-- START OF MATERIALS PROVIDED --
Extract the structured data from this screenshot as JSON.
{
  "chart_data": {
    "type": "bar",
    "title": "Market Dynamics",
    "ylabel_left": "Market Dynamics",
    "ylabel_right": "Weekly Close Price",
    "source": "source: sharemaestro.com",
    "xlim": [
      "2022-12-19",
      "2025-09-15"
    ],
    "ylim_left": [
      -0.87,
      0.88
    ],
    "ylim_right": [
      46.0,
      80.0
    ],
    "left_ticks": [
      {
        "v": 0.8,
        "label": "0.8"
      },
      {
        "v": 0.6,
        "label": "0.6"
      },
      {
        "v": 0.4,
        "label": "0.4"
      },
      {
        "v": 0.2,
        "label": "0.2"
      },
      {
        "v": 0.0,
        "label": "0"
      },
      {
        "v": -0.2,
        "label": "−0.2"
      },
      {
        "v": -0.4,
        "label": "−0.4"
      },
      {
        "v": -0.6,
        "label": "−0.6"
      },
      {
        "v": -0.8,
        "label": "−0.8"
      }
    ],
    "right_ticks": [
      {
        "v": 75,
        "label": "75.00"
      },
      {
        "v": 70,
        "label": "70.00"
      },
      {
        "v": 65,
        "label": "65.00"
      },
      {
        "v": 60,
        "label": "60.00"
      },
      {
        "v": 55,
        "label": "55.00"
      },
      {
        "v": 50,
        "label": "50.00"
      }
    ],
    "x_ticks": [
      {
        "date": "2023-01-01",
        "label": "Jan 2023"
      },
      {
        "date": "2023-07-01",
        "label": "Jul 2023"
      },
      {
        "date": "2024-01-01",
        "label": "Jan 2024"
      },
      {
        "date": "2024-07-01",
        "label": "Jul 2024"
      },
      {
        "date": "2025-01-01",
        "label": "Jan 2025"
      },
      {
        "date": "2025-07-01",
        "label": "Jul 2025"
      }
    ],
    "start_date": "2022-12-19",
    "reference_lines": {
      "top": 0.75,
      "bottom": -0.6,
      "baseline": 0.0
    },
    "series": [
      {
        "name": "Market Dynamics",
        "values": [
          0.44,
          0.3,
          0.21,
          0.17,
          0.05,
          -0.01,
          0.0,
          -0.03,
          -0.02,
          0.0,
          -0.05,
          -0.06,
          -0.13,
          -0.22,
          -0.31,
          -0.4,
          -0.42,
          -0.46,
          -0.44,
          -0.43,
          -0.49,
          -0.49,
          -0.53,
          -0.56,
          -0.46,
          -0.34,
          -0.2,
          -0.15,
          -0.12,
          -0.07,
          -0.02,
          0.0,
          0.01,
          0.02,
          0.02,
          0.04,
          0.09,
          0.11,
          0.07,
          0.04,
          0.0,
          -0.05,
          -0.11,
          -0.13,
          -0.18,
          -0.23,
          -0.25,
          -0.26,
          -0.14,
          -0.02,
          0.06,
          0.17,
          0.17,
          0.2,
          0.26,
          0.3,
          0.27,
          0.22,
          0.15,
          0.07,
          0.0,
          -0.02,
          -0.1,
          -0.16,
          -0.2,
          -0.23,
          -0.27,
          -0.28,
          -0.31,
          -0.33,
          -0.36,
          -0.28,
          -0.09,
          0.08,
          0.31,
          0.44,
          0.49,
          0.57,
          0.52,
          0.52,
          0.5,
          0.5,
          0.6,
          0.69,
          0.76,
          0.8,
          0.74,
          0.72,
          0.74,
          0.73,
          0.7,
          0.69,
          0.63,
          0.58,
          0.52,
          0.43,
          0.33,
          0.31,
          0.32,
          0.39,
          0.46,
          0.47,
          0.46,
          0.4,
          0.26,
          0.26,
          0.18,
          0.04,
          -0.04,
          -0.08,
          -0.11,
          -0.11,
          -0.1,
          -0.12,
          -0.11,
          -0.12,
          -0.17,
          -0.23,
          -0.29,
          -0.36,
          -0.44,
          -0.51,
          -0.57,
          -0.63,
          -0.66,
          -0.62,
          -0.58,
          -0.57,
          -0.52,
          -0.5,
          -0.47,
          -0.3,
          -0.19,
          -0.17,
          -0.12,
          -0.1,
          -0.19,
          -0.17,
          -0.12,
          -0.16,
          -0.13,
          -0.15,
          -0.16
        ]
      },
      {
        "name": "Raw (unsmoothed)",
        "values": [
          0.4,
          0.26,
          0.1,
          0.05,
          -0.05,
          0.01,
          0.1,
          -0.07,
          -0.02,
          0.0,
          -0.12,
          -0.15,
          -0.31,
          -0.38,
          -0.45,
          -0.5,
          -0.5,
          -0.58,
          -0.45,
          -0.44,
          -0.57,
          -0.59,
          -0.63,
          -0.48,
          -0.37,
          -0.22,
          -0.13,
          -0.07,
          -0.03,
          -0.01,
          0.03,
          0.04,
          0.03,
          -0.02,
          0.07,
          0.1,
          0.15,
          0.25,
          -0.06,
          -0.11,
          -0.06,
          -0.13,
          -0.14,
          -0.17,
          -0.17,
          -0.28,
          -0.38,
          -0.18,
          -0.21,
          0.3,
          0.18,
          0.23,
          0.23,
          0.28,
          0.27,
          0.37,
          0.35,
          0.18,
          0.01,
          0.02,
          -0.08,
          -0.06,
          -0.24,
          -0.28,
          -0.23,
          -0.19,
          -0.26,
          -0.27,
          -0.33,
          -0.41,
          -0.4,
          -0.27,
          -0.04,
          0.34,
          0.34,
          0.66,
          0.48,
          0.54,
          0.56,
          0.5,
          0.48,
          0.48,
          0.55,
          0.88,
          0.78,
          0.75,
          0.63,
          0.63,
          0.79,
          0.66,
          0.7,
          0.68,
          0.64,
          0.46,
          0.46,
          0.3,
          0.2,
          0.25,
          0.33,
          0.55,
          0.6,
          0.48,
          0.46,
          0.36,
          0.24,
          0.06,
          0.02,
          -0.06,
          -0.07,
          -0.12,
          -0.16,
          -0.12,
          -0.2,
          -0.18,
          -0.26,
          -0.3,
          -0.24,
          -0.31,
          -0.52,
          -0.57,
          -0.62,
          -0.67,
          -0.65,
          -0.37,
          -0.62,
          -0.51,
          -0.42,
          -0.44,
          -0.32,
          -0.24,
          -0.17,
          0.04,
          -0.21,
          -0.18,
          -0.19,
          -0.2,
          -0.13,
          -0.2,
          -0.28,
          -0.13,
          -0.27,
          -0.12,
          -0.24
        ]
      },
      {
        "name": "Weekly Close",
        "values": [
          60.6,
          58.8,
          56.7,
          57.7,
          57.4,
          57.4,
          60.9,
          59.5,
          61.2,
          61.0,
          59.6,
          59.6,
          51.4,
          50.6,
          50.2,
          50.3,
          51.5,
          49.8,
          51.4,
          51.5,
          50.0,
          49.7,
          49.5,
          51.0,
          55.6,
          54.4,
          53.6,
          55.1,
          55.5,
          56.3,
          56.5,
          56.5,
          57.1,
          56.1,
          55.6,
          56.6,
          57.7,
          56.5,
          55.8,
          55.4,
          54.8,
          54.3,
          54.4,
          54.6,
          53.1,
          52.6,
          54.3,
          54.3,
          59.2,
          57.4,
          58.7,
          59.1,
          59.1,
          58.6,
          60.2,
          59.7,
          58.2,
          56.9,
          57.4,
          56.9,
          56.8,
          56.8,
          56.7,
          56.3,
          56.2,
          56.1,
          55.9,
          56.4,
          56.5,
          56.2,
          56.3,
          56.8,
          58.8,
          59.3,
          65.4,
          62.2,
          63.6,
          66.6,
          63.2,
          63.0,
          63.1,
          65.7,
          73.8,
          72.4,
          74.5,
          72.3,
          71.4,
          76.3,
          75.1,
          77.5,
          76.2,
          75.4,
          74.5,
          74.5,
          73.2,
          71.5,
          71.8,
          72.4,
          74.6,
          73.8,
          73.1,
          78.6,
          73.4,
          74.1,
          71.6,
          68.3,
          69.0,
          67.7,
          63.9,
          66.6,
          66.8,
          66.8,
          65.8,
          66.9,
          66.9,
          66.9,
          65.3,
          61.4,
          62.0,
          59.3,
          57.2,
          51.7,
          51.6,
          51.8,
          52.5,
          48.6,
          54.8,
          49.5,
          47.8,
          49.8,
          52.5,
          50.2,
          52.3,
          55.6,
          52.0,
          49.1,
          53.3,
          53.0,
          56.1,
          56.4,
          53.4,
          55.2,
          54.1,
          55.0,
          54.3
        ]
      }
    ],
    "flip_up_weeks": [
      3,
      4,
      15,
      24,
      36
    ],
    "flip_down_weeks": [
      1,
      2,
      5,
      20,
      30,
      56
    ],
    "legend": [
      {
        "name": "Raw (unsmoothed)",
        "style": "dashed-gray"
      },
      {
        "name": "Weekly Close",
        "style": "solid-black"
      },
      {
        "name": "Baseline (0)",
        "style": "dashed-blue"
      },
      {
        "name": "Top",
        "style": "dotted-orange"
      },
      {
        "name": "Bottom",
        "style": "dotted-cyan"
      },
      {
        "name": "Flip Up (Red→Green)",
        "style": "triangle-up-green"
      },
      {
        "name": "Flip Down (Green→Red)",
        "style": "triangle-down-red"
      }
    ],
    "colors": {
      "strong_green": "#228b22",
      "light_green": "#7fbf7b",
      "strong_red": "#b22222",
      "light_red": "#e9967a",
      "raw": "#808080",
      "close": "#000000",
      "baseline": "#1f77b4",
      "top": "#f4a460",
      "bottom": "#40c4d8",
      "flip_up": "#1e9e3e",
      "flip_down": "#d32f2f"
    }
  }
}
-- END OF MATERIALS PROVIDED --
### EXERCISE
Copy out every line in the listing where the word "Dynamics" appears.

### EXPECTED OUTPUT
    "title": "Market Dynamics",
    "ylabel_left": "Market Dynamics",
        "name": "Market Dynamics",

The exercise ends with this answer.